§ **Goal of the exercise**:
Gather up every line from the entries below that uses the word "ادھر".

++++++++++

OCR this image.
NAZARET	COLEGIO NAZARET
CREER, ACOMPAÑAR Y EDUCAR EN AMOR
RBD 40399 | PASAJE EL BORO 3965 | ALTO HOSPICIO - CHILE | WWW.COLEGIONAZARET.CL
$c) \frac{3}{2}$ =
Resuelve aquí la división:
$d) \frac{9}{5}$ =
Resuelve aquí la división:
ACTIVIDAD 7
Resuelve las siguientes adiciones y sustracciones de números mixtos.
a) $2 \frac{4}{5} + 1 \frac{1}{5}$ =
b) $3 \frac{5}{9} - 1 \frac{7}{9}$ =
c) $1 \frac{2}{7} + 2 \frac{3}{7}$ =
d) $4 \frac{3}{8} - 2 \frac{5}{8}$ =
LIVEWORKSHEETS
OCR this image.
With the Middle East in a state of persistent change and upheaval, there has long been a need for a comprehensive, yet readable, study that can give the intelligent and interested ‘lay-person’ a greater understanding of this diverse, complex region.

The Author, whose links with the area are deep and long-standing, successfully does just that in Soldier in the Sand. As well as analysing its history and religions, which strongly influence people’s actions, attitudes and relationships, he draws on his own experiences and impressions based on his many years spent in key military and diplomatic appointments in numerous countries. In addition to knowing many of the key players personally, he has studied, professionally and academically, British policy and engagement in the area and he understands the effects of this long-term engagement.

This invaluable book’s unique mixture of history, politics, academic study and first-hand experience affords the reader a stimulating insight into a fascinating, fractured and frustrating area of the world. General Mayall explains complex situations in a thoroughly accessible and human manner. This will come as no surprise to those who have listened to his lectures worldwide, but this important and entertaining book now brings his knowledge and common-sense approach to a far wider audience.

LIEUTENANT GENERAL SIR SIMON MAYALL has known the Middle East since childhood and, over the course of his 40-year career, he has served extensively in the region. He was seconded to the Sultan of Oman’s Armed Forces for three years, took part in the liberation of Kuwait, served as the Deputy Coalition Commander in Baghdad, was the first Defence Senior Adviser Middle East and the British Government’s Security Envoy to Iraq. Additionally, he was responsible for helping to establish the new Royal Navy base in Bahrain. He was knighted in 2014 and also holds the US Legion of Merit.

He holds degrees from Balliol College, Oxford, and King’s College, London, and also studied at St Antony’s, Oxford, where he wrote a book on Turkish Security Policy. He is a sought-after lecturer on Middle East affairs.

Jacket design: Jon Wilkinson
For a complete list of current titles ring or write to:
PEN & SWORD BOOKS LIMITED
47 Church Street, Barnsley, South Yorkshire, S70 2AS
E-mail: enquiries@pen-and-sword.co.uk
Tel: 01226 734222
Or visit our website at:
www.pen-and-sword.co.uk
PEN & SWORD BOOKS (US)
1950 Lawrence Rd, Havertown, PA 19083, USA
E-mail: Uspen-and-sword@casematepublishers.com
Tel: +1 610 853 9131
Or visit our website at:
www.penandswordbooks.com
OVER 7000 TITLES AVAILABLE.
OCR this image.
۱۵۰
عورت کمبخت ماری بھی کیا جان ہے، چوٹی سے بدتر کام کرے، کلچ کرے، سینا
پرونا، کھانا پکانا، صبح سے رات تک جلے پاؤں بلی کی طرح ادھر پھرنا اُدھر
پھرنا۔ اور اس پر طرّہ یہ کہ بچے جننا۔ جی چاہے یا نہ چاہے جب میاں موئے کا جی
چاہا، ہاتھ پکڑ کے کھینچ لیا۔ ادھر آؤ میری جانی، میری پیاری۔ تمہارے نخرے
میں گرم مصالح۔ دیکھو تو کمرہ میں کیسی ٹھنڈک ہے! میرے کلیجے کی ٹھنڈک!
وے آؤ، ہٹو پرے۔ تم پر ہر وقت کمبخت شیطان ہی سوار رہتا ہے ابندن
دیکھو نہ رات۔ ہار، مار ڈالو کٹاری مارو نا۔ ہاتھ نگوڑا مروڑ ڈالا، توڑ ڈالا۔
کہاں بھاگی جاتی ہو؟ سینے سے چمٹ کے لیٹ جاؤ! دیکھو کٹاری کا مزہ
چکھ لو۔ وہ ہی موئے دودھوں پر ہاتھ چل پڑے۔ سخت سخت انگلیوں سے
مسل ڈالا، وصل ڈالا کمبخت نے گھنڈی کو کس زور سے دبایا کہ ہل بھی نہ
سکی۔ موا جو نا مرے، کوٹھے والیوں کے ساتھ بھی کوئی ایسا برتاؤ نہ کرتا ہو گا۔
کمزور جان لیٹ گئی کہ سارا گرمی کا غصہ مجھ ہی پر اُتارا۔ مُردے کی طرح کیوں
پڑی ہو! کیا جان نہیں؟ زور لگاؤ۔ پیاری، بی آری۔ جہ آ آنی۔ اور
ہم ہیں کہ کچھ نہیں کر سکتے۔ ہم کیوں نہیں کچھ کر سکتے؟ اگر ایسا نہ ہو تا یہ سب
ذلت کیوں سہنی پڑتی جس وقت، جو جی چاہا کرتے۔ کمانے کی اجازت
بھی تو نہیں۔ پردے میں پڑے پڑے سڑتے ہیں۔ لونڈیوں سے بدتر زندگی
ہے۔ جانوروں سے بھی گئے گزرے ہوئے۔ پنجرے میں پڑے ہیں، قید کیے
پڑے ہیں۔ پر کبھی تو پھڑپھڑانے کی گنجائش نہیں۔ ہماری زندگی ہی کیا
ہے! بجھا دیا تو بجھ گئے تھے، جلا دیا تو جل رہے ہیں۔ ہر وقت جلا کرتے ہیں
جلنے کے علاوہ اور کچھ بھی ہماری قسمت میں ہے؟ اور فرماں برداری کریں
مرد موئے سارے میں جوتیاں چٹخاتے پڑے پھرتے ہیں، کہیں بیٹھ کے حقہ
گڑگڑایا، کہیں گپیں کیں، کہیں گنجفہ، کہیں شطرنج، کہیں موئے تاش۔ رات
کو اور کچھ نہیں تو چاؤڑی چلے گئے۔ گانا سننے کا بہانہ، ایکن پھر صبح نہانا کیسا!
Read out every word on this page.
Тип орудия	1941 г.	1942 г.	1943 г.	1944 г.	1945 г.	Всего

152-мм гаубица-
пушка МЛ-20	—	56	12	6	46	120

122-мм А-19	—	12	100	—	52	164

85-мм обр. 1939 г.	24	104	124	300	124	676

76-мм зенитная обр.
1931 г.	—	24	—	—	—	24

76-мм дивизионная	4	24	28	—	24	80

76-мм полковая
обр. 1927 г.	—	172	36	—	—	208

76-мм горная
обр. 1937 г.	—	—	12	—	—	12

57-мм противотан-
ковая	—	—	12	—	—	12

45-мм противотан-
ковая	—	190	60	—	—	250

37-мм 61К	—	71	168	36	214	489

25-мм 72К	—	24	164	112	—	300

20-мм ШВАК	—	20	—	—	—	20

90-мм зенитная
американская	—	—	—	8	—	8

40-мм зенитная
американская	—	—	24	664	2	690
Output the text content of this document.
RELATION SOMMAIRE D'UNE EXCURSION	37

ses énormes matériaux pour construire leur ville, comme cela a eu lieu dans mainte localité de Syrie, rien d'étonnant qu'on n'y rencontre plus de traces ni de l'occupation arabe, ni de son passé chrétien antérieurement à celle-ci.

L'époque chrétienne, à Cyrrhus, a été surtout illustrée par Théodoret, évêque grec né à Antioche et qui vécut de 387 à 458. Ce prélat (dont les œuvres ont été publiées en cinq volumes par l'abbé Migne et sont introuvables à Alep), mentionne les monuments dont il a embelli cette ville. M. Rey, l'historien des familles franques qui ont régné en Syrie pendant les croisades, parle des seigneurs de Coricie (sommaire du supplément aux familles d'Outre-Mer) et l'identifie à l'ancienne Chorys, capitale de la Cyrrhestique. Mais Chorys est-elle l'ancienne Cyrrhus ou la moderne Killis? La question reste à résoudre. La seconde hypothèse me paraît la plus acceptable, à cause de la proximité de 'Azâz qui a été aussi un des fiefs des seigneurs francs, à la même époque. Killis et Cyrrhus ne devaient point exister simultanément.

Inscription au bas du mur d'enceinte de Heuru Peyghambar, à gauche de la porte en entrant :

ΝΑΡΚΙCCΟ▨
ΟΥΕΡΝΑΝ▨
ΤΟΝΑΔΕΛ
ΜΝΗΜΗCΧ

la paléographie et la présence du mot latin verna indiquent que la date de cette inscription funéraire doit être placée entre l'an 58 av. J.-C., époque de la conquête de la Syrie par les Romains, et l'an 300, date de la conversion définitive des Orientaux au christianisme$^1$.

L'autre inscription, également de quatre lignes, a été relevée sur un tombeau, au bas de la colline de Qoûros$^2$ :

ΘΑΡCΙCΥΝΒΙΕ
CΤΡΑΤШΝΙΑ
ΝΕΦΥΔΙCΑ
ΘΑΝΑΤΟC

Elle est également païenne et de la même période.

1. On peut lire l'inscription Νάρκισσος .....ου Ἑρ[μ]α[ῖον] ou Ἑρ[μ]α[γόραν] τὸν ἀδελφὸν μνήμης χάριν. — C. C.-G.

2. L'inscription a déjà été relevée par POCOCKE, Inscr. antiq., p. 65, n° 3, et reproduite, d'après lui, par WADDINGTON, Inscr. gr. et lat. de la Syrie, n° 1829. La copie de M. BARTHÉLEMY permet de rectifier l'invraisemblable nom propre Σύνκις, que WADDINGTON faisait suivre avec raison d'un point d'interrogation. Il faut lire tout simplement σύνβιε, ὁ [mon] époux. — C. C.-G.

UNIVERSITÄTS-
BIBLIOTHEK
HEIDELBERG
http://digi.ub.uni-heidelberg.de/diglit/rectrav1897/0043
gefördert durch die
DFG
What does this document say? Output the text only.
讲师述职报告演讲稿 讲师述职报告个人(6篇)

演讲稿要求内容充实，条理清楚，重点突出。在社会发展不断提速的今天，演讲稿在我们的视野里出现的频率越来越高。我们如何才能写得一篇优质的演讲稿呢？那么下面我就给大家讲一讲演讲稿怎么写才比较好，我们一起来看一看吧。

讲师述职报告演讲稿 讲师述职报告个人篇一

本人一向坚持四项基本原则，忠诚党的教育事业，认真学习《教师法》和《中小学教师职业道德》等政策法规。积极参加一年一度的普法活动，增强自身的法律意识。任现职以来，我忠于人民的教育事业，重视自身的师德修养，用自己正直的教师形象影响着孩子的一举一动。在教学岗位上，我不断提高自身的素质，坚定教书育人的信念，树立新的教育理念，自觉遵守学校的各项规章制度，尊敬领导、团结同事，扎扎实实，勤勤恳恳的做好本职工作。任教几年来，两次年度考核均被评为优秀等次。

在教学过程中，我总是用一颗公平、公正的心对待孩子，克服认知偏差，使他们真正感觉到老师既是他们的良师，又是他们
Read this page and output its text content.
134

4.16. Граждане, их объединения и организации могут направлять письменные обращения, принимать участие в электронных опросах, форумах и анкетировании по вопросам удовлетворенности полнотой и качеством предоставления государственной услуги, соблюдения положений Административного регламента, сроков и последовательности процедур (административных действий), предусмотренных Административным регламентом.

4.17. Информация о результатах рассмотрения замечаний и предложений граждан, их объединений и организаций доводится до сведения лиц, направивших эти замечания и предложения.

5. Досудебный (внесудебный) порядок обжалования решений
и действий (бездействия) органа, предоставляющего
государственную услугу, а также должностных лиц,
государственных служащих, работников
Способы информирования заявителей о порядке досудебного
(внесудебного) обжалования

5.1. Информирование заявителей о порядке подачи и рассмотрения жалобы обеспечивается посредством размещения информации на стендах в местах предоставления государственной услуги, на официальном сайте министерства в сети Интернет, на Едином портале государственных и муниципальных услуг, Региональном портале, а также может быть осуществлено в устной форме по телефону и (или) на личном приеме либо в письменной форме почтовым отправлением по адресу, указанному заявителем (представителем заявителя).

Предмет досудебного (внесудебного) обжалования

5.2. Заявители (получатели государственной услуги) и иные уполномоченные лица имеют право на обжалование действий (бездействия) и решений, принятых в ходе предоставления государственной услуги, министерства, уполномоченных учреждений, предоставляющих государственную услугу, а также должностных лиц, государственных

++++++++++

§ **The reply**:
پرونا، کھانا پکانا، صبح سے رات تک جلے پاؤں بلی کی طرح ادھر پھرنا اُدھر
چاہا، ہاتھ پکڑ کے کھینچ لیا۔ ادھر آؤ میری جانی، میری پیاری۔ تمہارے نخرے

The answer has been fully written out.